The pressure can be substituted back into (A6a) to obtain

(A9)\begin{equation} \frac{\partial \hat{\boldsymbol{X}}}{\partial \tau} = \left[\boldsymbol{A} - \boldsymbol{B}\left(\boldsymbol{C}\boldsymbol{B}\right)^{{-}1}\left(\frac{\partial \boldsymbol{C}}{\partial \tau} + \boldsymbol{C}\boldsymbol{A}\right)\right]\hat{\boldsymbol{X}} \equiv \boldsymbol{L} \hat{\boldsymbol{X}}. \end{equation}

In the numerical implementation, after performing the spatial discretization (as described in § 3.1), the implicit second-order Crank–Nicolson time-marching method has the form of

(A10a)$$\begin{gather} \frac{\hat{\boldsymbol{X}}^{n+1} - \hat{\boldsymbol{X}}^{n}}{\varDelta \tau} = \frac{1}{2}[\mathbb{A}^{n}\,\hat{\boldsymbol{X}}^{n} + \mathbb{A}^{n+1}\,\hat{\boldsymbol{X}}^{n+1}] + \mathbb{B}^{n+1/2}\,\hat{P}^{n+1/2}, \end{gather}$$
(A10b)$$\begin{gather}\mathbb{C}^{n+1}\,\hat{\boldsymbol{X}}^{n+1} = 0, \end{gather}$$

where the block matrices $\mathbb {A}$, $\mathbb {B}$ and $\mathbb {C}$ are the discrete counterparts of those in (A6). Rearranging terms, we have

(A11)\begin{equation} \left[ \begin{matrix} \mathbb{E} & \mathbb{F}\\ \displaystyle \mathbb{C} & 0 \end{matrix} \right] \left[\begin{matrix} \hat{\boldsymbol{X}}^{n+1} \\ \hat{P}^{n+1/2} \end{matrix} \right] =\left[\begin{matrix} \mathbb{G}\hat{\boldsymbol{X}}^{n} \\ 0 \end{matrix} \right], \end{equation}

where $\mathbb {E} = (\mathbb {I} - \Delta \tau \mathbb {A}^{n+1}/2)$, $\mathbb {F} = (-\Delta \tau \mathbb {B}^{n+1/2})$, $\mathbb {G} = (\mathbb {I} + \Delta \tau \mathbb {A}^{n}/2)$ and $\mathbb {I}$ is the identity block matrix. We apply Schur complement reduction to obtain

(A12)\begin{equation} \left[ \begin{matrix} \mathbb{E} & \mathbb{F}\\ 0 & -\mathbb{C}\mathbb{E}^{{-}1}\mathbb{F} \end{matrix} \right] \left[\begin{matrix} \hat{\boldsymbol{X}}^{n+1} \\ \hat{P}^{n+1/2} \end{matrix} \right] =\left[\begin{matrix} \mathbb{G}\hat{\boldsymbol{X}}^{n} \\ -\mathbb{C}\mathbb{E}^{{-}1}\mathbb{G}\hat{\boldsymbol{X}}^{n} \end{matrix} \right], \end{equation}

from which we can solve for pressure and subsequently velocity and scalar fields.

● TASK INSTRUCTIONS
Answer these questions from the time-marching derivation:
(a) Which time-marching method is used in the numerical implementation?
(b) What does the symbol I denote?
(c) Which reduction is applied to obtain (A12)?

[Stored items]
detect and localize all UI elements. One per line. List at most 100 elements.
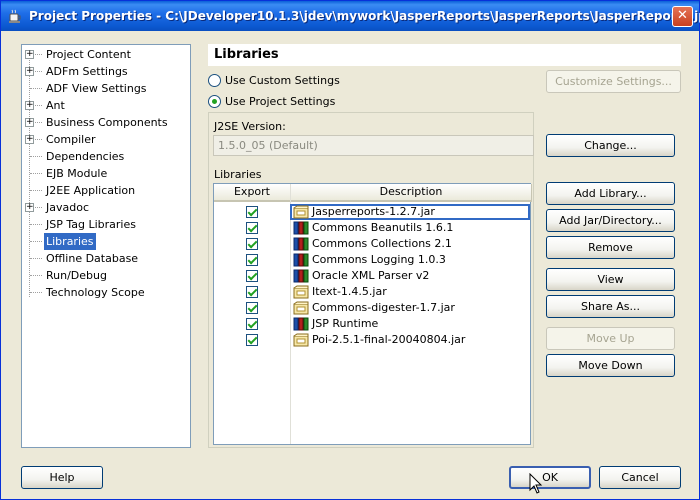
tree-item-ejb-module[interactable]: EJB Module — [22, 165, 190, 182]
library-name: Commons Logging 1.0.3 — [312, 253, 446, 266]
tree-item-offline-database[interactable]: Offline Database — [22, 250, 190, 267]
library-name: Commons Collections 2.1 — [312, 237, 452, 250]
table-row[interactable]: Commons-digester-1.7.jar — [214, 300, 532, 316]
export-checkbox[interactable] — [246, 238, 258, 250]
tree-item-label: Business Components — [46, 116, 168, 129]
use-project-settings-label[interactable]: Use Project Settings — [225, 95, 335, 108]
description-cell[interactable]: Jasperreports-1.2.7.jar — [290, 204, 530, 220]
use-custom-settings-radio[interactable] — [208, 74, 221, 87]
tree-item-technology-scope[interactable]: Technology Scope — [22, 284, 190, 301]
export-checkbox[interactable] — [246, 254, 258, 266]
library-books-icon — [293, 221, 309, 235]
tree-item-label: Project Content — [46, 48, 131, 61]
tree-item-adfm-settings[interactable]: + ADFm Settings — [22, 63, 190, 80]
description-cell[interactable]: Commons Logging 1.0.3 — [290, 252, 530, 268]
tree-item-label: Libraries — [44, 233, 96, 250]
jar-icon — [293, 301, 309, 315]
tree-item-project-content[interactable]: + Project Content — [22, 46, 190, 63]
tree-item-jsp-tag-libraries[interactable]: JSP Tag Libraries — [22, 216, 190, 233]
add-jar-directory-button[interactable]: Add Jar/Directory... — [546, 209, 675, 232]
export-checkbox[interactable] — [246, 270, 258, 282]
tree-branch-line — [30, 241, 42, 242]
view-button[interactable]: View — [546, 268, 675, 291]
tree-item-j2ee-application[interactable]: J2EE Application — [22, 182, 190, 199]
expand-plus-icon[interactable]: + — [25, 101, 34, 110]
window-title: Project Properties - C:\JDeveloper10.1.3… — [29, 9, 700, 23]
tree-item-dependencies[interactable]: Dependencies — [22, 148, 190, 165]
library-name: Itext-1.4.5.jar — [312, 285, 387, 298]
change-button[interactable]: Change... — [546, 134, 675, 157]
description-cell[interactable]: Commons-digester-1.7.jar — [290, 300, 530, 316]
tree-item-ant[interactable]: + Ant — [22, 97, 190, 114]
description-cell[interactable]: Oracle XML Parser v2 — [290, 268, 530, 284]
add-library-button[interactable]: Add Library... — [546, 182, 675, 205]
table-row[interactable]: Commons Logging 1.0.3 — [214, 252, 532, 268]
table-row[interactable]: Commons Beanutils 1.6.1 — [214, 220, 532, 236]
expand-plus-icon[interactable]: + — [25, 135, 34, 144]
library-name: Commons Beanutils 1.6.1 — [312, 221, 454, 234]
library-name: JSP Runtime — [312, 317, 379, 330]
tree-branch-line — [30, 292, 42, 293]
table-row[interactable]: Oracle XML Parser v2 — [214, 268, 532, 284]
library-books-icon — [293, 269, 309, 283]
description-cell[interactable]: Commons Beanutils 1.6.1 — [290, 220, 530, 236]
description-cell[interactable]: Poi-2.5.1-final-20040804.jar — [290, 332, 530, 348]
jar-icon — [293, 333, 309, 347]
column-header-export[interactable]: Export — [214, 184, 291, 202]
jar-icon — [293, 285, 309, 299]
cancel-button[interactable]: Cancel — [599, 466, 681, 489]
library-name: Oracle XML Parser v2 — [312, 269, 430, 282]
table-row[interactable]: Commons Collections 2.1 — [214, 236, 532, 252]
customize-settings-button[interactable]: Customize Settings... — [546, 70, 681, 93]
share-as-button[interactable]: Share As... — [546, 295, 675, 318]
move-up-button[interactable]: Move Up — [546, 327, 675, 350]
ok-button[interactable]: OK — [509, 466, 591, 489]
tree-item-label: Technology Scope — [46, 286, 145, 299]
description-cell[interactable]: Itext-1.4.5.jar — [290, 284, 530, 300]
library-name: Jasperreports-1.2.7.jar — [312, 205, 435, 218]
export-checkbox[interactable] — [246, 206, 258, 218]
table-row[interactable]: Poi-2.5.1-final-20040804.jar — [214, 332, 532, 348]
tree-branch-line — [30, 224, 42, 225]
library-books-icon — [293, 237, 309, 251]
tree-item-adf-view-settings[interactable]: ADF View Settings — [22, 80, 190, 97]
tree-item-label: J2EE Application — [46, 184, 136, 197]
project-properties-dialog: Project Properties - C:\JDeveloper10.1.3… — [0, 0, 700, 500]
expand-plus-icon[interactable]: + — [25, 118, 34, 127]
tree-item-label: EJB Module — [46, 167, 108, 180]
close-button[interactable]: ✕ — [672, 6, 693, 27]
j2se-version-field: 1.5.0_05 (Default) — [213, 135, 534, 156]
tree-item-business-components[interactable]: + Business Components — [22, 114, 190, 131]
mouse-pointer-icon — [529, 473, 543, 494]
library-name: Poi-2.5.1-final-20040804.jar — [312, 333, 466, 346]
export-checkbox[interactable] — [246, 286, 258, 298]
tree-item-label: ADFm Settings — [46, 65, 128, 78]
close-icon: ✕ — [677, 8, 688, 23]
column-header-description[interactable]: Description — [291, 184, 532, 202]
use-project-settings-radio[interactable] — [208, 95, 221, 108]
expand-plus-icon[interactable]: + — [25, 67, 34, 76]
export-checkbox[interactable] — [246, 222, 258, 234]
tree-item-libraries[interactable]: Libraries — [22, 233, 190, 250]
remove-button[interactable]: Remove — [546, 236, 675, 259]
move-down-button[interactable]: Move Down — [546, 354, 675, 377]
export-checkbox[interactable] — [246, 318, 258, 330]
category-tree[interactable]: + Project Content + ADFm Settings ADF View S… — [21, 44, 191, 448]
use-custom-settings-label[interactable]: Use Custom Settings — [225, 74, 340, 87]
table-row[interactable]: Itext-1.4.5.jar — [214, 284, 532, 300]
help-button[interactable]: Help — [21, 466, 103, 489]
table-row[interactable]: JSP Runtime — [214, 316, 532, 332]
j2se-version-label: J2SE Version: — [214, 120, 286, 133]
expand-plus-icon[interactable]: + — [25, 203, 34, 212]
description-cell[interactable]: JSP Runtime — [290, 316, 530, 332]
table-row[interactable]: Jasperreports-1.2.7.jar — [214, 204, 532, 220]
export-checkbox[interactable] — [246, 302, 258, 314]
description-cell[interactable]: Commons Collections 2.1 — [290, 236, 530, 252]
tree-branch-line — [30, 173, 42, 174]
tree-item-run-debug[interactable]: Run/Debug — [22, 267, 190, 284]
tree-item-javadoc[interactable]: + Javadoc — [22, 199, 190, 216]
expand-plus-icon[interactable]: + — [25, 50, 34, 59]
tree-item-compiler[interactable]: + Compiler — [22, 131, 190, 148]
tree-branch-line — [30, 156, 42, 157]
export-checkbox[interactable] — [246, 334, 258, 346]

● OUTPUT
(a) The implicit second-order Crank–Nicolson method.
(b) The identity block matrix.
(c) Schur complement reduction.